Directions
Lay out the rows below as a Markdown table with two columns, Line No. and Content, giving each non-blank line its own numbered table row in order. Leave the pictures out.

>> BEGIN Task material

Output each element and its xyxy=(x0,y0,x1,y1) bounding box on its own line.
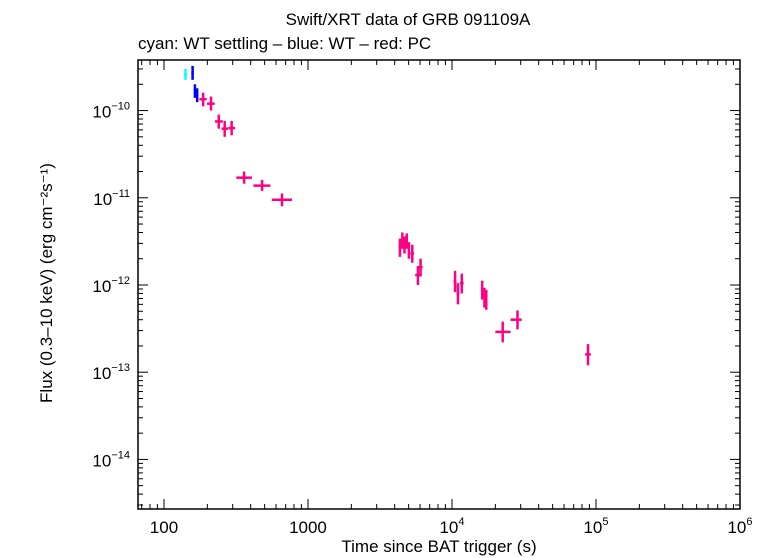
data-point xyxy=(459,273,464,294)
data-point xyxy=(456,283,460,305)
data-point xyxy=(193,84,197,98)
data-point xyxy=(495,321,511,343)
data-point xyxy=(228,120,236,136)
data-point xyxy=(199,92,207,107)
data-points xyxy=(184,65,591,366)
data-point xyxy=(195,88,199,103)
chart-subtitle: cyan: WT settling – blue: WT – red: PC xyxy=(138,34,431,53)
y-tick-label: 10−13 xyxy=(92,362,130,383)
data-point xyxy=(214,114,223,129)
data-point xyxy=(221,120,229,137)
x-tick-label: 105 xyxy=(583,516,608,537)
data-point xyxy=(585,344,591,366)
data-point xyxy=(253,179,271,191)
data-point xyxy=(236,171,252,184)
data-point xyxy=(405,233,408,249)
chart-title: Swift/XRT data of GRB 091109A xyxy=(286,10,531,29)
data-point xyxy=(510,310,522,330)
plot-frame xyxy=(137,59,741,510)
data-point xyxy=(418,258,423,277)
x-tick-label: 1000 xyxy=(289,518,327,537)
data-point xyxy=(453,270,457,293)
data-point xyxy=(271,193,293,207)
y-tick-label: 10−10 xyxy=(92,101,130,122)
data-point xyxy=(410,244,415,263)
x-axis-label: Time since BAT trigger (s) xyxy=(341,537,536,556)
y-axis-label: Flux (0.3–10 keV) (erg cm⁻²s⁻¹) xyxy=(37,163,56,403)
data-point xyxy=(403,236,406,254)
y-tick-label: 10−11 xyxy=(93,188,130,209)
x-tick-label: 104 xyxy=(439,516,464,537)
x-tick-label: 106 xyxy=(727,516,752,537)
axis-ticks xyxy=(138,60,741,509)
data-point xyxy=(401,232,404,249)
y-tick-label: 10−12 xyxy=(92,275,130,296)
data-point xyxy=(485,289,488,310)
x-tick-label: 100 xyxy=(150,518,178,537)
y-tick-label: 10−14 xyxy=(92,449,130,470)
data-point xyxy=(191,65,194,80)
data-point xyxy=(398,238,402,257)
data-point xyxy=(207,96,215,111)
data-point xyxy=(480,280,484,300)
data-point xyxy=(407,242,411,259)
axis-tick-labels: 100 1000 104 105 106 10−10 10−11 10−12 10−13 10−1… xyxy=(92,101,752,537)
data-point xyxy=(184,68,187,80)
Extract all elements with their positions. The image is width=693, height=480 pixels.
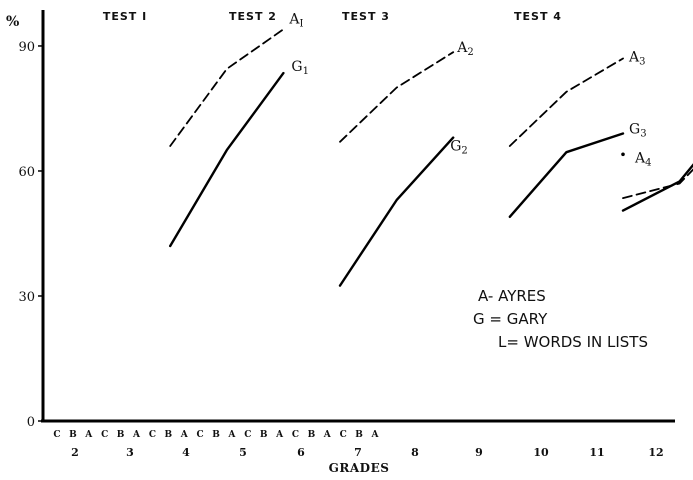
legend-entry: G = GARY: [473, 310, 548, 328]
x-sub-label: A: [275, 430, 284, 440]
x-grade-label: 6: [297, 446, 305, 459]
x-sub-label: C: [244, 430, 251, 440]
x-grade-label: 7: [354, 446, 362, 459]
series-lines: [169, 28, 693, 287]
x-sub-label: B: [260, 430, 268, 440]
x-sub-label: C: [197, 430, 204, 440]
x-sub-label: C: [149, 430, 156, 440]
x-sub-label: B: [69, 430, 77, 440]
x-grade-label: 8: [411, 446, 419, 459]
series-g1-line: [169, 71, 285, 248]
x-sub-label: A: [227, 430, 236, 440]
y-tick-label: 0: [27, 415, 35, 430]
axes: [41, 10, 675, 423]
x-grade-label: 9: [475, 446, 483, 459]
test-header: TEST I: [103, 10, 147, 23]
series-labels: AIG1A2G2A3G3A4G4L4: [288, 11, 652, 168]
series-label-a4: A4: [634, 150, 652, 168]
x-sub-label: A: [180, 430, 189, 440]
series-label-a3: A3: [628, 49, 646, 67]
series-l4-line: [622, 168, 693, 199]
y-tick-label: 60: [18, 165, 35, 180]
series-g3-line: [508, 132, 625, 218]
series-a2-line: [339, 51, 455, 143]
series-g2-line: [338, 136, 455, 287]
x-grade-label: 4: [182, 446, 190, 459]
y-ticks: % 0 30 60 90: [6, 14, 43, 430]
legend-entry: L= WORDS IN LISTS: [498, 333, 648, 351]
x-grade-label: 5: [239, 446, 247, 459]
x-sub-label: C: [101, 430, 108, 440]
series-label-g1: G1: [291, 59, 309, 77]
test-headers: TEST I TEST 2 TEST 3 TEST 4: [103, 10, 562, 23]
x-grade-label: 12: [648, 446, 663, 459]
x-sub-label: A: [371, 430, 380, 440]
x-sub-label: B: [212, 430, 220, 440]
x-labels: C B A C B A C B A C B A C B A C B A C B A2 3 4 5 6 7 8 9 10 11 12GRADE…: [53, 430, 663, 475]
series-label-g2: G2: [450, 139, 468, 157]
test-header: TEST 2: [229, 10, 277, 23]
x-sub-label: B: [355, 430, 363, 440]
series-label-a1: AI: [288, 11, 303, 29]
x-grade-label: 3: [126, 446, 134, 459]
x-grade-label: 11: [589, 446, 604, 459]
y-tick-label: 90: [18, 40, 35, 55]
x-sub-label: C: [292, 430, 299, 440]
x-sub-label: C: [53, 430, 60, 440]
series-label-a2: A2: [456, 40, 474, 58]
legend-entry: A- AYRES: [478, 287, 546, 305]
x-sub-label: A: [132, 430, 141, 440]
y-unit-label: %: [6, 14, 19, 30]
x-sub-label: B: [117, 430, 125, 440]
series-a1-line: [169, 28, 285, 147]
x-sub-label: B: [164, 430, 172, 440]
legend: A- AYRES G = GARY L= WORDS IN LISTS: [473, 287, 648, 351]
x-grade-label: 2: [71, 446, 79, 459]
y-tick-label: 30: [18, 290, 35, 305]
test-header: TEST 3: [342, 10, 390, 23]
series-a4-point: [621, 152, 625, 157]
x-grade-label: 10: [533, 446, 549, 459]
series-g4-line: [621, 163, 693, 212]
x-sub-label: A: [84, 430, 93, 440]
x-sub-label: C: [340, 430, 347, 440]
test-header: TEST 4: [514, 10, 562, 23]
x-axis-title: GRADES: [329, 461, 390, 475]
series-label-g3: G3: [629, 121, 647, 139]
x-sub-label: B: [308, 430, 316, 440]
series-a3-line: [508, 57, 624, 147]
x-sub-label: A: [323, 430, 332, 440]
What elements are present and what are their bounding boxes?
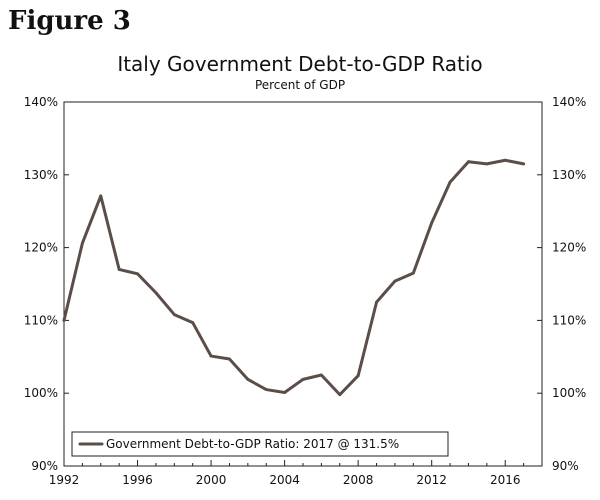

>> END Task material

Response to this task
| Line No. | Content |
|---|---|
| 1 | Output each element and its xyxy=(x0,y0,x1,y1) bounding box on its own line. |
| 2 | data-point xyxy=(459,273,464,294) |
| 3 | data-point xyxy=(456,283,460,305) |
| 4 | data-point xyxy=(193,84,197,98) |
| 5 | data-point xyxy=(495,321,511,343) |
| 6 | data-point xyxy=(228,120,236,136) |
| 7 | data-point xyxy=(199,92,207,107) |
| 8 | data-points xyxy=(184,65,591,366) |
| 9 | data-point xyxy=(195,88,199,103) |
| 10 | chart-subtitle: cyan: WT settling – blue: WT – red: PC xyxy=(138,34,431,53) |
| 11 | y-tick-label: 10−13 xyxy=(92,362,130,383) |
| 12 | data-point xyxy=(214,114,223,129) |
| 13 | data-point xyxy=(221,120,229,137) |
| 14 | x-tick-label: 105 xyxy=(583,516,608,537) |
| 15 | data-point xyxy=(585,344,591,366) |
| 16 | data-point xyxy=(253,179,271,191) |
| 17 | data-point xyxy=(236,171,252,184) |
| 18 | data-point xyxy=(405,233,408,249) |
| 19 | chart-title: Swift/XRT data of GRB 091109A xyxy=(286,10,531,29) |
| 20 | data-point xyxy=(510,310,522,330) |
| 21 | plot-frame xyxy=(137,59,741,510) |
| 22 | data-point xyxy=(418,258,423,277) |
| 23 | x-tick-label: 1000 xyxy=(289,518,327,537) |
| 24 | data-point xyxy=(453,270,457,293) |
| 25 | data-point xyxy=(271,193,293,207) |
| 26 | y-tick-label: 10−10 xyxy=(92,101,130,122) |
| 27 | data-point xyxy=(410,244,415,263) |
| 28 | x-axis-label: Time since BAT trigger (s) xyxy=(341,537,536,556) |
| 29 | y-axis-label: Flux (0.3–10 keV) (erg cm⁻²s⁻¹) xyxy=(37,163,56,403) |
| 30 | data-point xyxy=(403,236,406,254) |
| 31 | y-tick-label: 10−11 xyxy=(93,188,130,209) |
| 32 | x-tick-label: 104 xyxy=(439,516,464,537) |
| 33 | x-tick-label: 106 xyxy=(727,516,752,537) |
| 34 | axis-ticks xyxy=(138,60,741,509) |
| 35 | data-point xyxy=(401,232,404,249) |
| 36 | y-tick-label: 10−12 xyxy=(92,275,130,296) |
| 37 | data-point xyxy=(485,289,488,310) |
| 38 | x-tick-label: 100 xyxy=(150,518,178,537) |
| 39 | y-tick-label: 10−14 xyxy=(92,449,130,470) |
| 40 | data-point xyxy=(191,65,194,80) |
| 41 | data-point xyxy=(398,238,402,257) |
| 42 | data-point xyxy=(207,96,215,111) |
| 43 | data-point xyxy=(480,280,484,300) |
| 44 | data-point xyxy=(407,242,411,259) |
| 45 | axis-tick-labels: 100 1000 104 105 106 10−10 10−11 10−12 10−13 10−1… xyxy=(92,101,752,537) |
| 46 | data-point xyxy=(184,68,187,80) |
| 47 | Extract all elements with their positions. The image is width=693, height=480 pixels. |
| 48 | legend-entry: G = GARY: [473, 310, 548, 328] |
| 49 | x-sub-label: A: [275, 430, 284, 440] |
| 50 | x-grade-label: 6: [297, 446, 305, 459] |
| 51 | x-sub-label: C: [244, 430, 251, 440] |
| 52 | x-grade-label: 7: [354, 446, 362, 459] |
| 53 | series-lines: [169, 28, 693, 287] |
| 54 | x-sub-label: B: [260, 430, 268, 440] |
| 55 | x-sub-label: C: [197, 430, 204, 440] |
| 56 | x-sub-label: C: [149, 430, 156, 440] |
| 57 | x-sub-label: B: [69, 430, 77, 440] |
| 58 | x-grade-label: 8: [411, 446, 419, 459] |
| 59 | series-g1-line: [169, 71, 285, 248] |
| 60 | x-sub-label: A: [227, 430, 236, 440] |
| 61 | y-tick-label: 0: [27, 415, 35, 430] |
| 62 | axes: [41, 10, 675, 423] |
| 63 | x-grade-label: 9: [475, 446, 483, 459] |
| 64 | test-header: TEST I: [103, 10, 147, 23] |
| 65 | series-labels: AIG1A2G2A3G3A4G4L4: [288, 11, 652, 168] |
| 66 | series-label-a4: A4: [634, 150, 652, 168] |
| 67 | x-sub-label: A: [180, 430, 189, 440] |
| 68 | series-label-a3: A3: [628, 49, 646, 67] |
| 69 | series-l4-line: [622, 168, 693, 199] |
| 70 | y-tick-label: 60: [18, 165, 35, 180] |
| 71 | series-g3-line: [508, 132, 625, 218] |
| 72 | series-a2-line: [339, 51, 455, 143] |
| 73 | series-g2-line: [338, 136, 455, 287] |
| 74 | x-grade-label: 4: [182, 446, 190, 459] |
| 75 | y-ticks: % 0 30 60 90: [6, 14, 43, 430] |
| 76 | legend-entry: L= WORDS IN LISTS: [498, 333, 648, 351] |
| 77 | x-grade-label: 5: [239, 446, 247, 459] |
| 78 | x-sub-label: C: [101, 430, 108, 440] |
| 79 | series-label-g1: G1: [291, 59, 309, 77] |
| 80 | test-headers: TEST I TEST 2 TEST 3 TEST 4: [103, 10, 562, 23] |
| 81 | x-grade-label: 12: [648, 446, 663, 459] |
| 82 | x-sub-label: A: [371, 430, 380, 440] |
| 83 | x-sub-label: B: [212, 430, 220, 440] |
| 84 | x-labels: C B A C B A C B A C B A C B A C B A C B A2 3 4 5 6 7 8 9 10 11 12GRADE…: [53, 430, 663, 475] |
| 85 | series-label-g2: G2: [450, 139, 468, 157] |
| 86 | test-header: TEST 2: [229, 10, 277, 23] |
| 87 | x-sub-label: B: [355, 430, 363, 440] |
| 88 | series-label-a1: AI: [288, 11, 303, 29] |
| 89 | x-grade-label: 3: [126, 446, 134, 459] |
| 90 | x-grade-label: 11: [589, 446, 604, 459] |
| 91 | y-tick-label: 90: [18, 40, 35, 55] |
| 92 | x-sub-label: C: [292, 430, 299, 440] |
| 93 | x-sub-label: C: [53, 430, 60, 440] |
| 94 | series-label-a2: A2: [456, 40, 474, 58] |
| 95 | legend-entry: A- AYRES: [478, 287, 546, 305] |
| 96 | x-sub-label: A: [132, 430, 141, 440] |
| 97 | y-unit-label: %: [6, 14, 19, 30] |
| 98 | x-sub-label: B: [117, 430, 125, 440] |
| 99 | series-a1-line: [169, 28, 285, 147] |
| 100 | x-sub-label: B: [164, 430, 172, 440] |
| 101 | legend: A- AYRES G = GARY L= WORDS IN LISTS: [473, 287, 648, 351] |
| 102 | x-grade-label: 2: [71, 446, 79, 459] |
| 103 | y-tick-label: 30: [18, 290, 35, 305] |
| 104 | test-header: TEST 3: [342, 10, 390, 23] |
| 105 | series-a4-point: [621, 152, 625, 157] |
| 106 | x-grade-label: 10: [533, 446, 549, 459] |
| 107 | series-g4-line: [621, 163, 693, 212] |
| 108 | x-sub-label: A: [84, 430, 93, 440] |
| 109 | x-sub-label: C: [340, 430, 347, 440] |
| 110 | test-header: TEST 4: [514, 10, 562, 23] |
| 111 | x-axis-title: GRADES: [329, 461, 390, 475] |
| 112 | series-label-g3: G3: [629, 121, 647, 139] |
| 113 | x-sub-label: B: [308, 430, 316, 440] |
| 114 | series-a3-line: [508, 57, 624, 147] |
| 115 | x-sub-label: A: [323, 430, 332, 440] |
| 116 | What elements are present and what are their bounding boxes? |